Cette introduction impose deux constats qu'il faut rappeler surtout quand l'opinion publique est en émoi. D'une part, l’Etat ne peut pas prévenir totalement ce genre de crimes. C'est impossible, que ça soit au Liban, en France, en Suède ou aux Etats-Unis. D'autre part, ces crimes sont rares de nos joursDieu merci, la majorité des gens au Liban et ailleurs, sont normaux et tous les accrochages dans nos sociétés, sur les routes et entre voisins, ne finissent pas dans les pleurs, à la morgue pour les uns et derrière les barreaux pour les autres. A la base, c'est une question de mentalité et d'état d'esprit qui dépendent étroitement de l'éducation, donc des parents. Il faut permettre aux enfants d'avoir confiance en eux, mais bien se garder d'en faire des petits tyrans qui ne supportent pas la moindre contrariété et qui deviennent des monstres à la moindre frustration. 

Comme après chaque meurtre gratuit et barbare au Liban, des voix se sont élevées tout de suite pour dénoncer la perte des valeurs religieuses au Liban. D'autres voix, qui portent plus loin, ont réclamé la peine de mort illico presto. La dernière fois, Nadim Koteich, le journaliste-star dont l'opinion reflète bien ce désidérata d'une frange de la population libanaise, entre la plaisanterie et le sérieux, avait mis en garde les autorités : « Si l’Etat ne le tue pas (l'assassin), appelons à la formation d’un groupe de tueurs professionnels, à l’instar de Robin des Bois, sa mission sera de chasser et de liquider ces animaux humanoïdes, et que la justice (libanaise) s’amuse avec d’autres affaires et enquêtes ». Bon, dans cette confusion des genres, rappelons un fait basique tiré des statistiques des crimes dans le monde : de tout temps et en tout lieux, ni la religion ni la peine de mort, n'a jamais diminué les assassinats qu'ils soient gratuits ou pas. Bien au contraire, c'est la prison à vie, avec la perspective de mourir à petit feu, qui peut éventuellement dissuader quelqu'un de commettre un meurtre.

### DONNÉES FOURNIES
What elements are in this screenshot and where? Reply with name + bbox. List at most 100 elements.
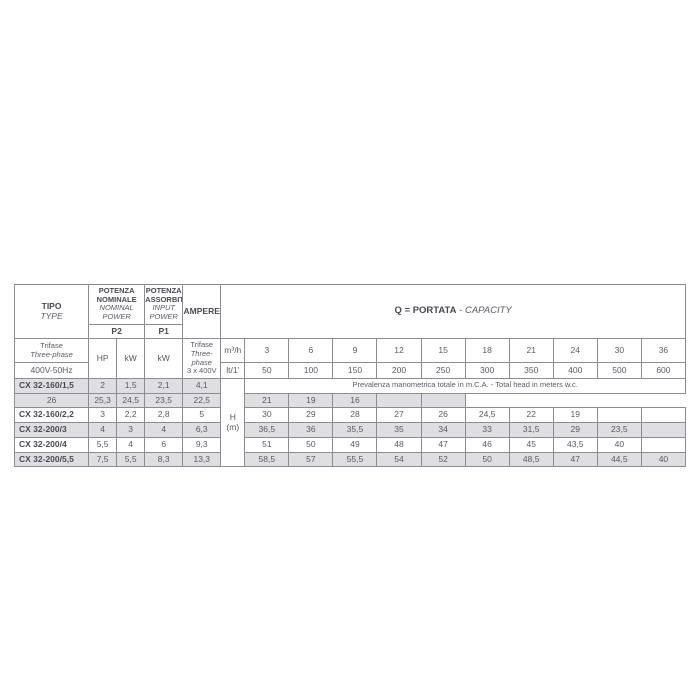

### CONSIGNE
Relevez tous les pays cités dans le texte de lecture. Appuyez-vous uniquement sur le texte de lecture.

### TRAVAIL RÉALISÉ
Liban, France, Suède, Etats-Unis.